Look through the material below for "this". Copy every line that contains it.

--- start Entries ---

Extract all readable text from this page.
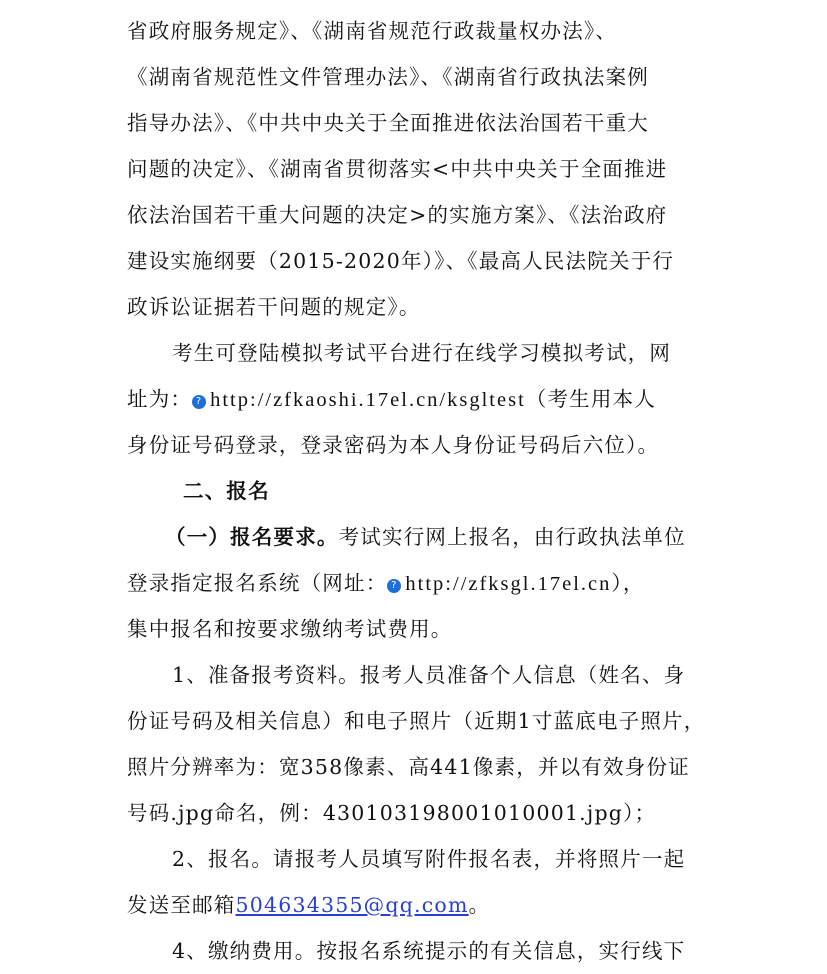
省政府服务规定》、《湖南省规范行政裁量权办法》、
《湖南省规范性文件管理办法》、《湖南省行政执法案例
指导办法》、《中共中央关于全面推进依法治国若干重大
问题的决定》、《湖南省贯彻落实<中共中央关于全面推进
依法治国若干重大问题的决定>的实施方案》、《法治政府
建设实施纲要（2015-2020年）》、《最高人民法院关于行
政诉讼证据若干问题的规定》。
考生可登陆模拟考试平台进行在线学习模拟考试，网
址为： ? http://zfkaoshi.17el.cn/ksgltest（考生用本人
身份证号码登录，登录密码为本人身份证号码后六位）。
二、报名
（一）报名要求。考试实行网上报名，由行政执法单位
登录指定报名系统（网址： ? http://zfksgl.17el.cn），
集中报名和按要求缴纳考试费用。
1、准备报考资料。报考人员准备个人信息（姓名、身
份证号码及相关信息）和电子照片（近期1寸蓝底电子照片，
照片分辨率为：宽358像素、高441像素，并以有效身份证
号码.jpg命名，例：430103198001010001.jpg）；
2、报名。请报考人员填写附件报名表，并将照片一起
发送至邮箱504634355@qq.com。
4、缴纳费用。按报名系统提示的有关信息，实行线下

--- end Entries ---
--- start Entries ---

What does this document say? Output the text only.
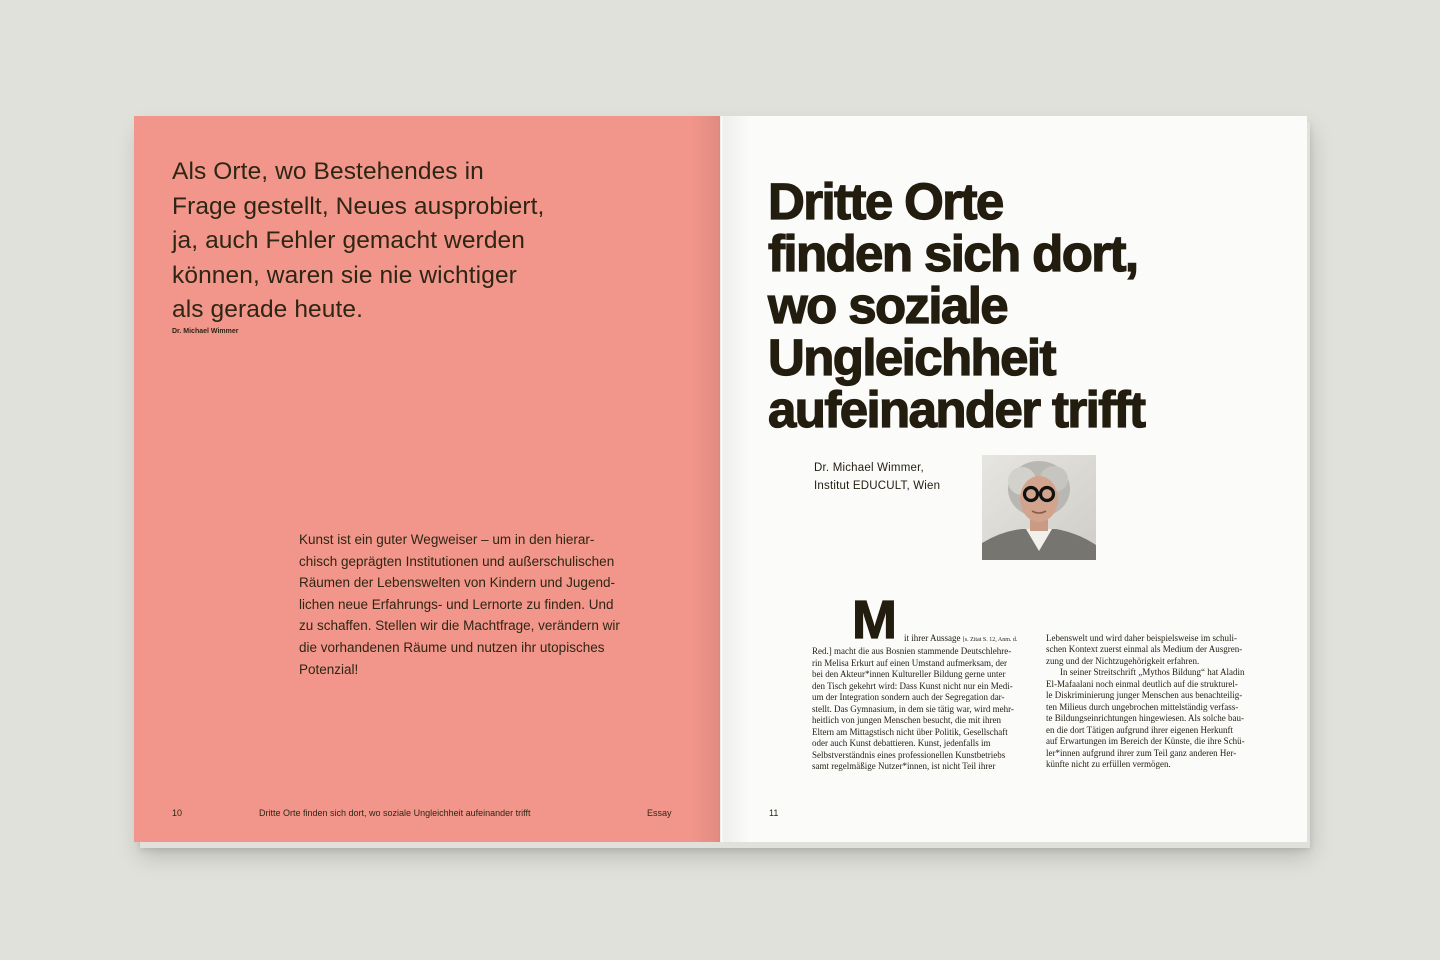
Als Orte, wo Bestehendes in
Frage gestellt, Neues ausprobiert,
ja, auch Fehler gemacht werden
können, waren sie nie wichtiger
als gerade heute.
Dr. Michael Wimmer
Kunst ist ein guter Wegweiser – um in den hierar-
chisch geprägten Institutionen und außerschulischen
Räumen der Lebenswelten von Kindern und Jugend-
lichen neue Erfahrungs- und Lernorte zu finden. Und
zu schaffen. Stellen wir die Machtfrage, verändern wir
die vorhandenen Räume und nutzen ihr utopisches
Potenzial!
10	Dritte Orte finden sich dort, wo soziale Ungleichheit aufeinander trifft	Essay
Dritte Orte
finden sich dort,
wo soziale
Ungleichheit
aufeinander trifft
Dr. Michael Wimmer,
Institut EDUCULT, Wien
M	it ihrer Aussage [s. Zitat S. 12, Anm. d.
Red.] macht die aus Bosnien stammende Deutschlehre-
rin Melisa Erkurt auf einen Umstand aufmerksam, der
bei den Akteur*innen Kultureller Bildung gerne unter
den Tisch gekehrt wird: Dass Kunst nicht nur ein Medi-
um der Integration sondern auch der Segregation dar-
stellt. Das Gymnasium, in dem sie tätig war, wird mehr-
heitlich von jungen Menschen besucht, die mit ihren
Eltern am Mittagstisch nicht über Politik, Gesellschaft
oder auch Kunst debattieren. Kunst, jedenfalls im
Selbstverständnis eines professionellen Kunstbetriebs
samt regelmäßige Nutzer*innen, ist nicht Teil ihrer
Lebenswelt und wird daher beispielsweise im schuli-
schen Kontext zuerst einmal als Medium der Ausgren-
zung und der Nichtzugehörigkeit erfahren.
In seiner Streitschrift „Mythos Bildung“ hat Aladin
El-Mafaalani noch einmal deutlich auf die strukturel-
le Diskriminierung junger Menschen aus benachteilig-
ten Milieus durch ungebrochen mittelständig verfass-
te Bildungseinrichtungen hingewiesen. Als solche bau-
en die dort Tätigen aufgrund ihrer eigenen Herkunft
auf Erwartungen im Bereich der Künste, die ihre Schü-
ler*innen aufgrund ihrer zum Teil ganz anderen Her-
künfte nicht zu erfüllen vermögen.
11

--- end Entries ---

> **Final result**
Extract all readable text from this page.
What does this document say? Output the text only.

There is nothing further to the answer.